### WHAT THIS TASK INVOLVES
Copy the whole listing below line for line, with no changes.

### RECORDS SHOWN
▼
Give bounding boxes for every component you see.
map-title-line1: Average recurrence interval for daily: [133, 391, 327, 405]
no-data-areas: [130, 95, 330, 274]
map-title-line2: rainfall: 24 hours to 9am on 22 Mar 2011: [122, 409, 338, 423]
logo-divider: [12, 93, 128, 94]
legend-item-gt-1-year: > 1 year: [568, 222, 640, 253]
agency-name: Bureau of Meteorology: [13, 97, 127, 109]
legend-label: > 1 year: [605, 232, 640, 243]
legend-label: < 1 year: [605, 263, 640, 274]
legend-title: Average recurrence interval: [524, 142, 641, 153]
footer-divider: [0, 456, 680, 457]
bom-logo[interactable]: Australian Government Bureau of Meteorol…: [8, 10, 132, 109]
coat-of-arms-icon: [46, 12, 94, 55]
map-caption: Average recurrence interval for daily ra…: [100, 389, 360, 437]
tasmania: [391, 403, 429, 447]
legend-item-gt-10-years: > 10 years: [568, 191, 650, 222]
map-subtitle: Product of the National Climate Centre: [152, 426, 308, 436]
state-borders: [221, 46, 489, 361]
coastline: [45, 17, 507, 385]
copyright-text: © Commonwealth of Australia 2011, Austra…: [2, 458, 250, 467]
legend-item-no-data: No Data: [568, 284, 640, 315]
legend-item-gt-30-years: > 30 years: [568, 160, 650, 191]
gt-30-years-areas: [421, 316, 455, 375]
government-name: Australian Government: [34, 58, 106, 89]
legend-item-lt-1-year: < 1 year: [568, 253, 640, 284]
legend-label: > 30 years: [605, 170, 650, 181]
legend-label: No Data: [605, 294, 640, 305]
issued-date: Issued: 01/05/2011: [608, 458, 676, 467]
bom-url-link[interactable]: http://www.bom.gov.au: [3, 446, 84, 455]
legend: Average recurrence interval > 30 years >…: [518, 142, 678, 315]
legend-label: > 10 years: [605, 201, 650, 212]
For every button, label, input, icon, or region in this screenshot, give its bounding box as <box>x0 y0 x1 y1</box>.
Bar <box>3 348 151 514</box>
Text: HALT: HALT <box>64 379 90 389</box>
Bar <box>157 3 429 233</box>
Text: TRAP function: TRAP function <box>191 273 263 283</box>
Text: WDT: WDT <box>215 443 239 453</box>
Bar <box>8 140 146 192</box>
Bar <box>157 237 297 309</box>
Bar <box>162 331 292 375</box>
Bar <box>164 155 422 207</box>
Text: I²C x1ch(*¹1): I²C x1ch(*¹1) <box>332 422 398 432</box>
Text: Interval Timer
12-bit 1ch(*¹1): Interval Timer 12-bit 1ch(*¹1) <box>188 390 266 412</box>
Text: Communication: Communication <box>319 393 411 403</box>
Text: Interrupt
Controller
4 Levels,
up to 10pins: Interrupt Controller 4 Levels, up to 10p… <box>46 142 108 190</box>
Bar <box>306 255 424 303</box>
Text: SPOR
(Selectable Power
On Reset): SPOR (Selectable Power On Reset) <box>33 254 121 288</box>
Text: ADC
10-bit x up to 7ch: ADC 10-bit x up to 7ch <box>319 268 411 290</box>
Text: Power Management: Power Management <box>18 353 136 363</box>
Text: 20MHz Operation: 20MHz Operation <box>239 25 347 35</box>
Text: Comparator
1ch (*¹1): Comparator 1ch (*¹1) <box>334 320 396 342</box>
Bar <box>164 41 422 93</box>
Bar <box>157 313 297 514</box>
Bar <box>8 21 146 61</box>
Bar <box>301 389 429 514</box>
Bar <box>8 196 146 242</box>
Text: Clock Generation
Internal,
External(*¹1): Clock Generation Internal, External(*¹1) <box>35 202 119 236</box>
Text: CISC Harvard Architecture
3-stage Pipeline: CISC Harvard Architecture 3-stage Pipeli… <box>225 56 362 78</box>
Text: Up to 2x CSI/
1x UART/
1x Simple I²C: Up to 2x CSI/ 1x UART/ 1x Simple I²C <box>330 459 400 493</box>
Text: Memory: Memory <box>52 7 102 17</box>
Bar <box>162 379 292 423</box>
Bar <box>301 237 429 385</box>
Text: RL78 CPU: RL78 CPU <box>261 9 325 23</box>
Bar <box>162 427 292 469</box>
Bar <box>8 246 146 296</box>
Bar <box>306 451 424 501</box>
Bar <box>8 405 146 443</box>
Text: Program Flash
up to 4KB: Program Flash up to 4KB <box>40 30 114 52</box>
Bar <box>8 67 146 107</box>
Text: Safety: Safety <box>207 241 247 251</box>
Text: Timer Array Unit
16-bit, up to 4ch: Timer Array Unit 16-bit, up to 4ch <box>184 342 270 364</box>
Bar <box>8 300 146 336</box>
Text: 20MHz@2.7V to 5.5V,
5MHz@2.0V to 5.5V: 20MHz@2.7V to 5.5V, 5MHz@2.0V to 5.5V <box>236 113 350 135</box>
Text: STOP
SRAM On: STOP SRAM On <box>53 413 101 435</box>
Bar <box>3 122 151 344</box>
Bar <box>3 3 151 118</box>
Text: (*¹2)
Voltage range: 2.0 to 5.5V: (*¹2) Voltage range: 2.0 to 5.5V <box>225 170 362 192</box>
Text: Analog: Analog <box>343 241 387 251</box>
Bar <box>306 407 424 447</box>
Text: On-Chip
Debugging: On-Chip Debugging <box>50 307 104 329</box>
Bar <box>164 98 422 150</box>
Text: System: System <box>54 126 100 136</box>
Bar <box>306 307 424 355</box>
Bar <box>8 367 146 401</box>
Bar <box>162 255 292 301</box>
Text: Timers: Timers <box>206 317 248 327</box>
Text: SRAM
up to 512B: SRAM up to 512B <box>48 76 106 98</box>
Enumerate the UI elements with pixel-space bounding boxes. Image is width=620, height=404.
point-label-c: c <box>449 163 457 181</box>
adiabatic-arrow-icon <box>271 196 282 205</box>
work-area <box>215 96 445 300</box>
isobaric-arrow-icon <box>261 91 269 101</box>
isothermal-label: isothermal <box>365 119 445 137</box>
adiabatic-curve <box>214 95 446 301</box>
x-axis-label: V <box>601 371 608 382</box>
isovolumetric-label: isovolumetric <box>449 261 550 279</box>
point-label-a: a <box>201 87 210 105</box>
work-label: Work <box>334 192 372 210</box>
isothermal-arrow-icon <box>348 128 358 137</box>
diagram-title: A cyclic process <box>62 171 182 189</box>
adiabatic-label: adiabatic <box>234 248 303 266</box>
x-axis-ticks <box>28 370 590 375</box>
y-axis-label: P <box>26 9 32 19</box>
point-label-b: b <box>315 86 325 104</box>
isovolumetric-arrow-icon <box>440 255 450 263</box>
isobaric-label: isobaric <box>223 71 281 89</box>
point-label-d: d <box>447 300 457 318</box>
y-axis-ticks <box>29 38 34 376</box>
▲
### ANSWER
Give bounding boxes for every component you see.
map-title-line1: Average recurrence interval for daily: [133, 391, 327, 405]
no-data-areas: [130, 95, 330, 274]
map-title-line2: rainfall: 24 hours to 9am on 22 Mar 2011: [122, 409, 338, 423]
logo-divider: [12, 93, 128, 94]
legend-item-gt-1-year: > 1 year: [568, 222, 640, 253]
agency-name: Bureau of Meteorology: [13, 97, 127, 109]
legend-label: > 1 year: [605, 232, 640, 243]
legend-label: < 1 year: [605, 263, 640, 274]
legend-title: Average recurrence interval: [524, 142, 641, 153]
footer-divider: [0, 456, 680, 457]
bom-logo[interactable]: Australian Government Bureau of Meteorol…: [8, 10, 132, 109]
coat-of-arms-icon: [46, 12, 94, 55]
map-caption: Average recurrence interval for daily ra…: [100, 389, 360, 437]
tasmania: [391, 403, 429, 447]
legend-item-gt-10-years: > 10 years: [568, 191, 650, 222]
map-subtitle: Product of the National Climate Centre: [152, 426, 308, 436]
state-borders: [221, 46, 489, 361]
coastline: [45, 17, 507, 385]
copyright-text: © Commonwealth of Australia 2011, Austra…: [2, 458, 250, 467]
legend-item-no-data: No Data: [568, 284, 640, 315]
legend-item-gt-30-years: > 30 years: [568, 160, 650, 191]
gt-30-years-areas: [421, 316, 455, 375]
government-name: Australian Government: [34, 58, 106, 89]
legend-item-lt-1-year: < 1 year: [568, 253, 640, 284]
legend-label: > 30 years: [605, 170, 650, 181]
legend-label: No Data: [605, 294, 640, 305]
issued-date: Issued: 01/05/2011: [608, 458, 676, 467]
bom-url-link[interactable]: http://www.bom.gov.au: [3, 446, 84, 455]
legend: Average recurrence interval > 30 years >…: [518, 142, 678, 315]
legend-label: > 10 years: [605, 201, 650, 212]
For every button, label, input, icon, or region in this screenshot, give its bounding box as <box>x0 y0 x1 y1</box>.
Bar <box>3 348 151 514</box>
Text: HALT: HALT <box>64 379 90 389</box>
Bar <box>157 3 429 233</box>
Text: TRAP function: TRAP function <box>191 273 263 283</box>
Text: WDT: WDT <box>215 443 239 453</box>
Bar <box>8 140 146 192</box>
Bar <box>157 237 297 309</box>
Bar <box>162 331 292 375</box>
Bar <box>164 155 422 207</box>
Text: I²C x1ch(*¹1): I²C x1ch(*¹1) <box>332 422 398 432</box>
Text: Interval Timer
12-bit 1ch(*¹1): Interval Timer 12-bit 1ch(*¹1) <box>188 390 266 412</box>
Text: Communication: Communication <box>319 393 411 403</box>
Text: Interrupt
Controller
4 Levels,
up to 10pins: Interrupt Controller 4 Levels, up to 10p… <box>46 142 108 190</box>
Bar <box>306 255 424 303</box>
Text: SPOR
(Selectable Power
On Reset): SPOR (Selectable Power On Reset) <box>33 254 121 288</box>
Text: ADC
10-bit x up to 7ch: ADC 10-bit x up to 7ch <box>319 268 411 290</box>
Text: Power Management: Power Management <box>18 353 136 363</box>
Text: 20MHz Operation: 20MHz Operation <box>239 25 347 35</box>
Text: Comparator
1ch (*¹1): Comparator 1ch (*¹1) <box>334 320 396 342</box>
Bar <box>164 41 422 93</box>
Bar <box>157 313 297 514</box>
Bar <box>8 21 146 61</box>
Bar <box>301 389 429 514</box>
Bar <box>8 196 146 242</box>
Text: Clock Generation
Internal,
External(*¹1): Clock Generation Internal, External(*¹1) <box>35 202 119 236</box>
Text: CISC Harvard Architecture
3-stage Pipeline: CISC Harvard Architecture 3-stage Pipeli… <box>225 56 362 78</box>
Text: Up to 2x CSI/
1x UART/
1x Simple I²C: Up to 2x CSI/ 1x UART/ 1x Simple I²C <box>330 459 400 493</box>
Text: Memory: Memory <box>52 7 102 17</box>
Bar <box>162 379 292 423</box>
Bar <box>301 237 429 385</box>
Text: RL78 CPU: RL78 CPU <box>261 9 325 23</box>
Bar <box>162 427 292 469</box>
Bar <box>8 246 146 296</box>
Bar <box>306 451 424 501</box>
Bar <box>8 405 146 443</box>
Text: Program Flash
up to 4KB: Program Flash up to 4KB <box>40 30 114 52</box>
Bar <box>8 67 146 107</box>
Text: Safety: Safety <box>207 241 247 251</box>
Text: Timer Array Unit
16-bit, up to 4ch: Timer Array Unit 16-bit, up to 4ch <box>184 342 270 364</box>
Bar <box>8 300 146 336</box>
Text: 20MHz@2.7V to 5.5V,
5MHz@2.0V to 5.5V: 20MHz@2.7V to 5.5V, 5MHz@2.0V to 5.5V <box>236 113 350 135</box>
Text: STOP
SRAM On: STOP SRAM On <box>53 413 101 435</box>
Bar <box>3 122 151 344</box>
Bar <box>3 3 151 118</box>
Text: (*¹2)
Voltage range: 2.0 to 5.5V: (*¹2) Voltage range: 2.0 to 5.5V <box>225 170 362 192</box>
Text: Analog: Analog <box>343 241 387 251</box>
Bar <box>306 407 424 447</box>
Text: On-Chip
Debugging: On-Chip Debugging <box>50 307 104 329</box>
Bar <box>164 98 422 150</box>
Text: System: System <box>54 126 100 136</box>
Bar <box>306 307 424 355</box>
Bar <box>8 367 146 401</box>
Bar <box>162 255 292 301</box>
Text: Timers: Timers <box>206 317 248 327</box>
Text: SRAM
up to 512B: SRAM up to 512B <box>48 76 106 98</box>
Enumerate the UI elements with pixel-space bounding boxes. Image is width=620, height=404.
point-label-c: c <box>449 163 457 181</box>
adiabatic-arrow-icon <box>271 196 282 205</box>
work-area <box>215 96 445 300</box>
isobaric-arrow-icon <box>261 91 269 101</box>
isothermal-label: isothermal <box>365 119 445 137</box>
adiabatic-curve <box>214 95 446 301</box>
x-axis-label: V <box>601 371 608 382</box>
isovolumetric-label: isovolumetric <box>449 261 550 279</box>
point-label-a: a <box>201 87 210 105</box>
work-label: Work <box>334 192 372 210</box>
isothermal-arrow-icon <box>348 128 358 137</box>
diagram-title: A cyclic process <box>62 171 182 189</box>
adiabatic-label: adiabatic <box>234 248 303 266</box>
x-axis-ticks <box>28 370 590 375</box>
y-axis-label: P <box>26 9 32 19</box>
point-label-b: b <box>315 86 325 104</box>
isovolumetric-arrow-icon <box>440 255 450 263</box>
isobaric-label: isobaric <box>223 71 281 89</box>
point-label-d: d <box>447 300 457 318</box>
y-axis-ticks <box>29 38 34 376</box>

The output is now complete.